## [PROMPT]
Can you output the material exactly as written, minus any pictures it holds?
═════ DATA LINES
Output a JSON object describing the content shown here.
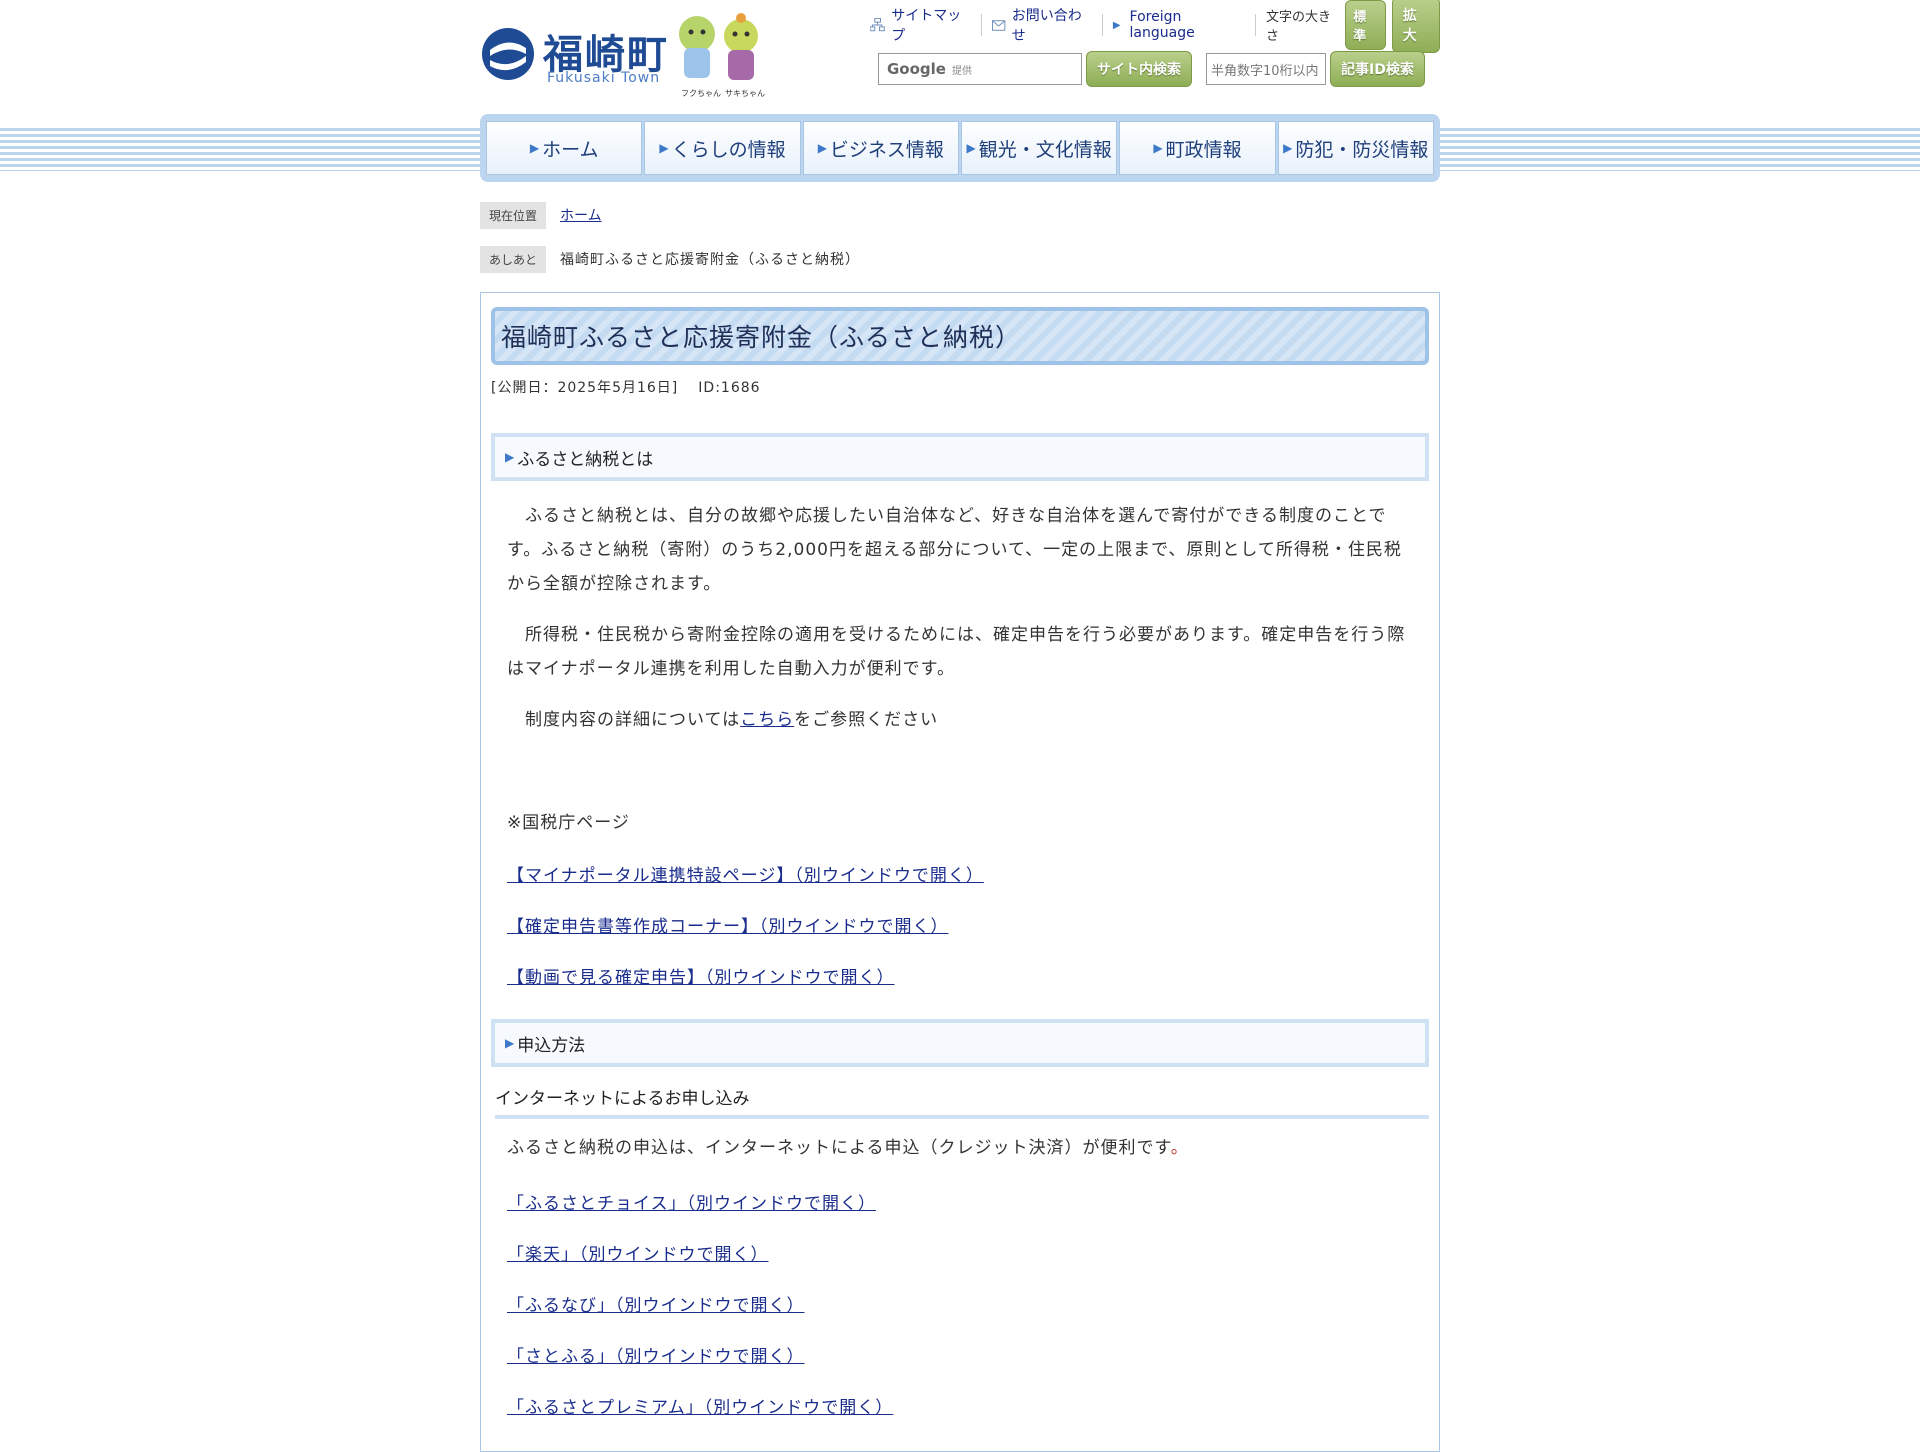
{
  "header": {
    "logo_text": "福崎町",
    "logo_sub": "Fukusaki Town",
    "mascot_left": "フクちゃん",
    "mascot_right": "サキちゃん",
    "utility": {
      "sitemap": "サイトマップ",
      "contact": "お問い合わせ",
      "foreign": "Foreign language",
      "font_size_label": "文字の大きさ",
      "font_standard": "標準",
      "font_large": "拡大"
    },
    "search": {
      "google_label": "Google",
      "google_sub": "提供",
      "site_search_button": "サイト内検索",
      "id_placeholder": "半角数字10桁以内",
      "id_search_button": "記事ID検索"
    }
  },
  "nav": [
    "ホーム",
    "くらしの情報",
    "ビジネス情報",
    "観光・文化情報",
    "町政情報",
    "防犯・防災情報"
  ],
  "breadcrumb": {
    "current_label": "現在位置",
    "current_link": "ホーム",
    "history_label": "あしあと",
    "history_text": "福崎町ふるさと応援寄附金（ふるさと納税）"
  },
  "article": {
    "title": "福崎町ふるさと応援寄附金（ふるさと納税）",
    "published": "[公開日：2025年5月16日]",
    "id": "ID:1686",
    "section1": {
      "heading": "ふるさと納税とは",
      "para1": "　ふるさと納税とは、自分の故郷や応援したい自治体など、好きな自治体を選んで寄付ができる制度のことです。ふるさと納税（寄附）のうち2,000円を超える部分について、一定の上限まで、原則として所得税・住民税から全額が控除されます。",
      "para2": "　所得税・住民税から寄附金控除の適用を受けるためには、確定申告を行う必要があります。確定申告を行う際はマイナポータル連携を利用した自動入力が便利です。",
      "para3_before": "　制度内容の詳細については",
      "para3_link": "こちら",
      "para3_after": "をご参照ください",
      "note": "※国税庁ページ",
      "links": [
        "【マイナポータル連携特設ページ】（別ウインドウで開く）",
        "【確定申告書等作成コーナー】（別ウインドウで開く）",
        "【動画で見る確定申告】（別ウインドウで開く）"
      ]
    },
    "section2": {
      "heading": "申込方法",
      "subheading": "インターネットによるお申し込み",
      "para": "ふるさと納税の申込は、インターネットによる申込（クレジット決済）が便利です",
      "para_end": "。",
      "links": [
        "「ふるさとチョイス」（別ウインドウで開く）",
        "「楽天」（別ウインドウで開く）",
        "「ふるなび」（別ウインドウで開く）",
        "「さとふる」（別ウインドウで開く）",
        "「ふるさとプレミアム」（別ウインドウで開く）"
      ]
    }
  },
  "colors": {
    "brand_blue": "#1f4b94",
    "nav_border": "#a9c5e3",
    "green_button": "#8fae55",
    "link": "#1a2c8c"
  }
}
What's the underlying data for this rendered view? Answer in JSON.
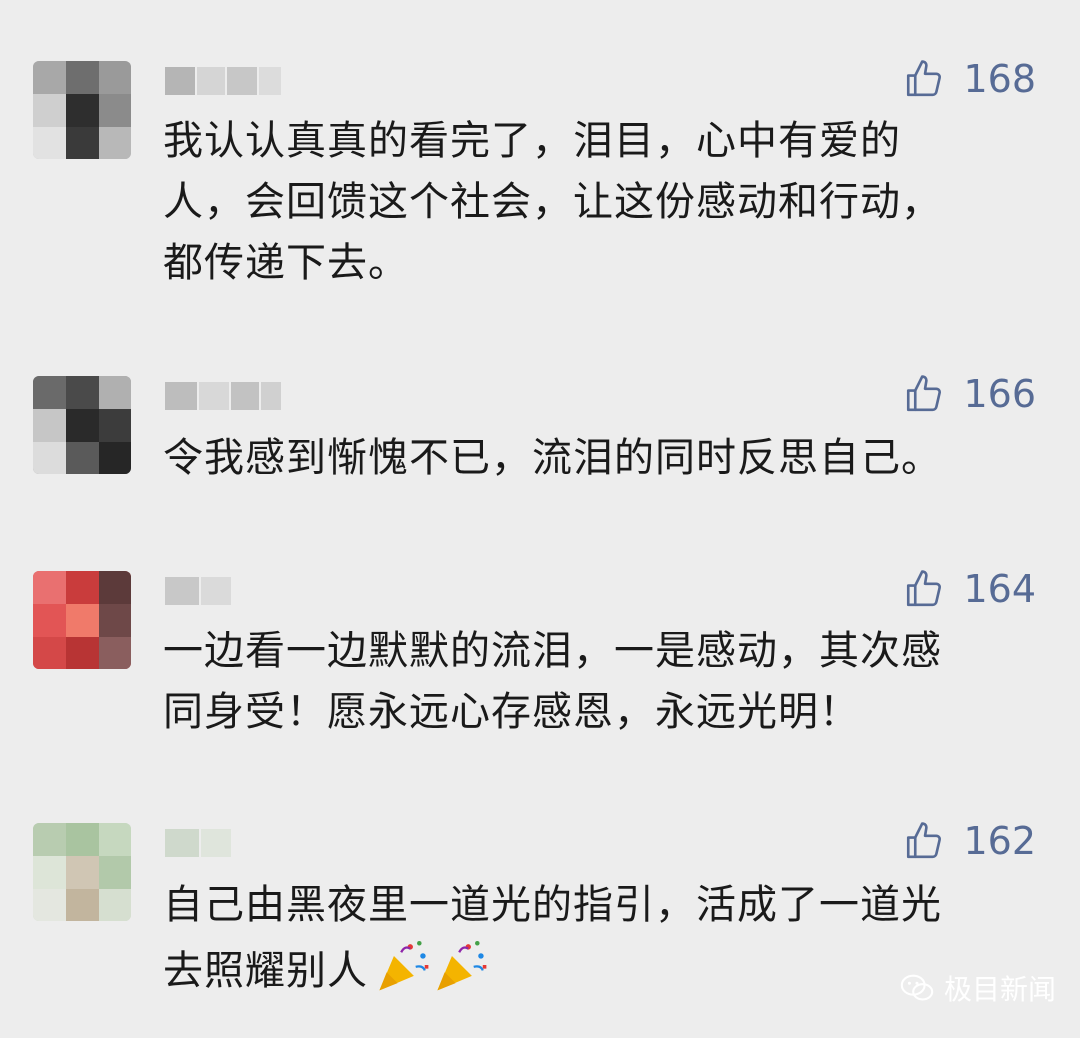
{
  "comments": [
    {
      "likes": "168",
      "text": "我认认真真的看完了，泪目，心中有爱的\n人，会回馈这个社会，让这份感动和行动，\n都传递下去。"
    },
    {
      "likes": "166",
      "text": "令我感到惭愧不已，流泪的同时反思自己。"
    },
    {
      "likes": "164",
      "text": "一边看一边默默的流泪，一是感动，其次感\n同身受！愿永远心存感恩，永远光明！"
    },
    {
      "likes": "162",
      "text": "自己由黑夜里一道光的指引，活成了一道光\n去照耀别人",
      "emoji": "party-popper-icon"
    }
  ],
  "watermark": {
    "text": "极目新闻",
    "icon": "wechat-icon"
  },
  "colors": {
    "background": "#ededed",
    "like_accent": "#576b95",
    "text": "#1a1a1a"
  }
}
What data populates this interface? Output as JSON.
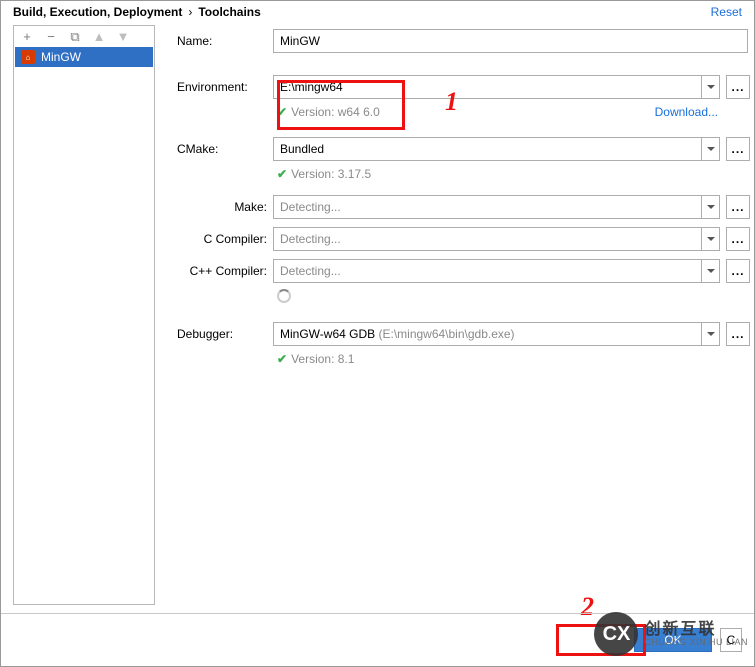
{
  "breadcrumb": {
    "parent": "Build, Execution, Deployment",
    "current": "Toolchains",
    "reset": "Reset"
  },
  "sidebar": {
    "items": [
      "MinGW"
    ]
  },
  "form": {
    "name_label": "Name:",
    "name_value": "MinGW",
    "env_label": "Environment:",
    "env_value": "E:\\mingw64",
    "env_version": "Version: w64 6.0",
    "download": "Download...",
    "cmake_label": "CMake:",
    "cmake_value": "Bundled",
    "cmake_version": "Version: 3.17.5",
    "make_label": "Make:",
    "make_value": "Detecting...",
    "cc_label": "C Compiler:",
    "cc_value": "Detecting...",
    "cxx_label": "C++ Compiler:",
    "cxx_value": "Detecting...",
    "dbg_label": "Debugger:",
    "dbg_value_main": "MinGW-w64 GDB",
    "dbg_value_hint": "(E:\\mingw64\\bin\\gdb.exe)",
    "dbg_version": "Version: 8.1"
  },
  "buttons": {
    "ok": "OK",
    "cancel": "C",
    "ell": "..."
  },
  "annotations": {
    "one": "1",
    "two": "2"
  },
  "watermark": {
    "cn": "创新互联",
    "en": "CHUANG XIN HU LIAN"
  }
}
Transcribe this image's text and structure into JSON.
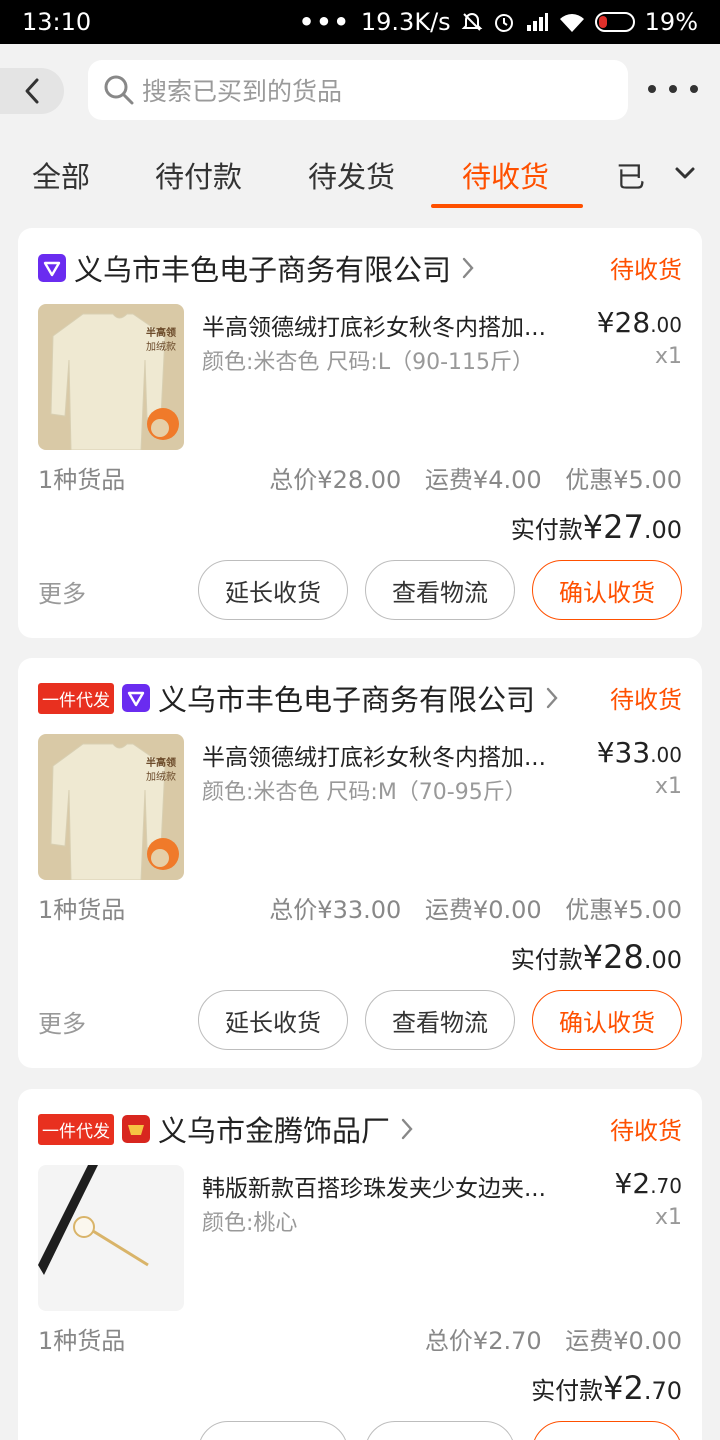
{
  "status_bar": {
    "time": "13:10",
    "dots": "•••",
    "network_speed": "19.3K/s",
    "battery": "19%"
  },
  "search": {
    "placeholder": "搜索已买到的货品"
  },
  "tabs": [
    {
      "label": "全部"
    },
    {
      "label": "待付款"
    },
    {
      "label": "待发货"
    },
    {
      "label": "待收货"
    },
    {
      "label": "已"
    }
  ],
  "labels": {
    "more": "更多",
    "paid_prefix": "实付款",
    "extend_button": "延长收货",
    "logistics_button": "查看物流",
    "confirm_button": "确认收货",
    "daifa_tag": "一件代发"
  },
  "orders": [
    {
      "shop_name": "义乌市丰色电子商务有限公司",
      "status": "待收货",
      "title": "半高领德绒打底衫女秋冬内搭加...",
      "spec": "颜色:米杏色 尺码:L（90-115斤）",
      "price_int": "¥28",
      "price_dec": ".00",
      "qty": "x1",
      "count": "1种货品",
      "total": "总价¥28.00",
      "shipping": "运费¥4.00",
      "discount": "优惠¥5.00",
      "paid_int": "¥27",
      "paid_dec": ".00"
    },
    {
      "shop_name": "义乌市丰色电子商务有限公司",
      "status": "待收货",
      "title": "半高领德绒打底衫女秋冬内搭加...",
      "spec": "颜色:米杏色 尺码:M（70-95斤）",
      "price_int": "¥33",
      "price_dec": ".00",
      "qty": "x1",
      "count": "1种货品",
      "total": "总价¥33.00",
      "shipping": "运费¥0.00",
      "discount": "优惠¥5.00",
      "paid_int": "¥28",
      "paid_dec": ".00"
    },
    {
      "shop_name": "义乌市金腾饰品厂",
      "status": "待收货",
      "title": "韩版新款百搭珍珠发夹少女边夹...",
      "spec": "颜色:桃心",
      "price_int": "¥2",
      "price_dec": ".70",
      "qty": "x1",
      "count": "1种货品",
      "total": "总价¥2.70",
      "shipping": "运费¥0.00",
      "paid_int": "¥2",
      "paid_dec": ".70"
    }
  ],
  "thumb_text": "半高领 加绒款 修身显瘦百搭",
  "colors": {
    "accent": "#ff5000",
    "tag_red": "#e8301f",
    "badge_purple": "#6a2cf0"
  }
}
══════════
## [TASK OUTPUT]
Output a JSON object describing the content shown here.
{
  "header": {
    "logo_text": "福崎町",
    "logo_sub": "Fukusaki Town",
    "mascot_left": "フクちゃん",
    "mascot_right": "サキちゃん",
    "utility": {
      "sitemap": "サイトマップ",
      "contact": "お問い合わせ",
      "foreign": "Foreign language",
      "font_size_label": "文字の大きさ",
      "font_standard": "標準",
      "font_large": "拡大"
    },
    "search": {
      "google_label": "Google",
      "google_sub": "提供",
      "site_search_button": "サイト内検索",
      "id_placeholder": "半角数字10桁以内",
      "id_search_button": "記事ID検索"
    }
  },
  "nav": [
    "ホーム",
    "くらしの情報",
    "ビジネス情報",
    "観光・文化情報",
    "町政情報",
    "防犯・防災情報"
  ],
  "breadcrumb": {
    "current_label": "現在位置",
    "current_link": "ホーム",
    "history_label": "あしあと",
    "history_text": "福崎町ふるさと応援寄附金（ふるさと納税）"
  },
  "article": {
    "title": "福崎町ふるさと応援寄附金（ふるさと納税）",
    "published": "[公開日：2025年5月16日]",
    "id": "ID:1686",
    "section1": {
      "heading": "ふるさと納税とは",
      "para1": "　ふるさと納税とは、自分の故郷や応援したい自治体など、好きな自治体を選んで寄付ができる制度のことです。ふるさと納税（寄附）のうち2,000円を超える部分について、一定の上限まで、原則として所得税・住民税から全額が控除されます。",
      "para2": "　所得税・住民税から寄附金控除の適用を受けるためには、確定申告を行う必要があります。確定申告を行う際はマイナポータル連携を利用した自動入力が便利です。",
      "para3_before": "　制度内容の詳細については",
      "para3_link": "こちら",
      "para3_after": "をご参照ください",
      "note": "※国税庁ページ",
      "links": [
        "【マイナポータル連携特設ページ】（別ウインドウで開く）",
        "【確定申告書等作成コーナー】（別ウインドウで開く）",
        "【動画で見る確定申告】（別ウインドウで開く）"
      ]
    },
    "section2": {
      "heading": "申込方法",
      "subheading": "インターネットによるお申し込み",
      "para": "ふるさと納税の申込は、インターネットによる申込（クレジット決済）が便利です",
      "para_end": "。",
      "links": [
        "「ふるさとチョイス」（別ウインドウで開く）",
        "「楽天」（別ウインドウで開く）",
        "「ふるなび」（別ウインドウで開く）",
        "「さとふる」（別ウインドウで開く）",
        "「ふるさとプレミアム」（別ウインドウで開く）"
      ]
    }
  },
  "colors": {
    "brand_blue": "#1f4b94",
    "nav_border": "#a9c5e3",
    "green_button": "#8fae55",
    "link": "#1a2c8c"
  }
}
What's the underlying data for this rendered view? Answer in JSON.
{
  "comments": [
    {
      "likes": "168",
      "text": "我认认真真的看完了，泪目，心中有爱的\n人，会回馈这个社会，让这份感动和行动，\n都传递下去。"
    },
    {
      "likes": "166",
      "text": "令我感到惭愧不已，流泪的同时反思自己。"
    },
    {
      "likes": "164",
      "text": "一边看一边默默的流泪，一是感动，其次感\n同身受！愿永远心存感恩，永远光明！"
    },
    {
      "likes": "162",
      "text": "自己由黑夜里一道光的指引，活成了一道光\n去照耀别人",
      "emoji": "party-popper-icon"
    }
  ],
  "watermark": {
    "text": "极目新闻",
    "icon": "wechat-icon"
  },
  "colors": {
    "background": "#ededed",
    "like_accent": "#576b95",
    "text": "#1a1a1a"
  }
}
What data populates this interface? Output as JSON.
{
  "breadcrumb": {
    "parent": "Build, Execution, Deployment",
    "current": "Toolchains",
    "reset": "Reset"
  },
  "sidebar": {
    "items": [
      "MinGW"
    ]
  },
  "form": {
    "name_label": "Name:",
    "name_value": "MinGW",
    "env_label": "Environment:",
    "env_value": "E:\\mingw64",
    "env_version": "Version: w64 6.0",
    "download": "Download...",
    "cmake_label": "CMake:",
    "cmake_value": "Bundled",
    "cmake_version": "Version: 3.17.5",
    "make_label": "Make:",
    "make_value": "Detecting...",
    "cc_label": "C Compiler:",
    "cc_value": "Detecting...",
    "cxx_label": "C++ Compiler:",
    "cxx_value": "Detecting...",
    "dbg_label": "Debugger:",
    "dbg_value_main": "MinGW-w64 GDB",
    "dbg_value_hint": "(E:\\mingw64\\bin\\gdb.exe)",
    "dbg_version": "Version: 8.1"
  },
  "buttons": {
    "ok": "OK",
    "cancel": "C",
    "ell": "..."
  },
  "annotations": {
    "one": "1",
    "two": "2"
  },
  "watermark": {
    "cn": "创新互联",
    "en": "CHUANG XIN HU LIAN"
  }
}
Transcribe this image's text and structure into JSON.
{
  "status_bar": {
    "time": "13:10",
    "dots": "•••",
    "network_speed": "19.3K/s",
    "battery": "19%"
  },
  "search": {
    "placeholder": "搜索已买到的货品"
  },
  "tabs": [
    {
      "label": "全部"
    },
    {
      "label": "待付款"
    },
    {
      "label": "待发货"
    },
    {
      "label": "待收货"
    },
    {
      "label": "已"
    }
  ],
  "labels": {
    "more": "更多",
    "paid_prefix": "实付款",
    "extend_button": "延长收货",
    "logistics_button": "查看物流",
    "confirm_button": "确认收货",
    "daifa_tag": "一件代发"
  },
  "orders": [
    {
      "shop_name": "义乌市丰色电子商务有限公司",
      "status": "待收货",
      "title": "半高领德绒打底衫女秋冬内搭加...",
      "spec": "颜色:米杏色 尺码:L（90-115斤）",
      "price_int": "¥28",
      "price_dec": ".00",
      "qty": "x1",
      "count": "1种货品",
      "total": "总价¥28.00",
      "shipping": "运费¥4.00",
      "discount": "优惠¥5.00",
      "paid_int": "¥27",
      "paid_dec": ".00"
    },
    {
      "shop_name": "义乌市丰色电子商务有限公司",
      "status": "待收货",
      "title": "半高领德绒打底衫女秋冬内搭加...",
      "spec": "颜色:米杏色 尺码:M（70-95斤）",
      "price_int": "¥33",
      "price_dec": ".00",
      "qty": "x1",
      "count": "1种货品",
      "total": "总价¥33.00",
      "shipping": "运费¥0.00",
      "discount": "优惠¥5.00",
      "paid_int": "¥28",
      "paid_dec": ".00"
    },
    {
      "shop_name": "义乌市金腾饰品厂",
      "status": "待收货",
      "title": "韩版新款百搭珍珠发夹少女边夹...",
      "spec": "颜色:桃心",
      "price_int": "¥2",
      "price_dec": ".70",
      "qty": "x1",
      "count": "1种货品",
      "total": "总价¥2.70",
      "shipping": "运费¥0.00",
      "paid_int": "¥2",
      "paid_dec": ".70"
    }
  ],
  "thumb_text": "半高领 加绒款 修身显瘦百搭",
  "colors": {
    "accent": "#ff5000",
    "tag_red": "#e8301f",
    "badge_purple": "#6a2cf0"
  }
}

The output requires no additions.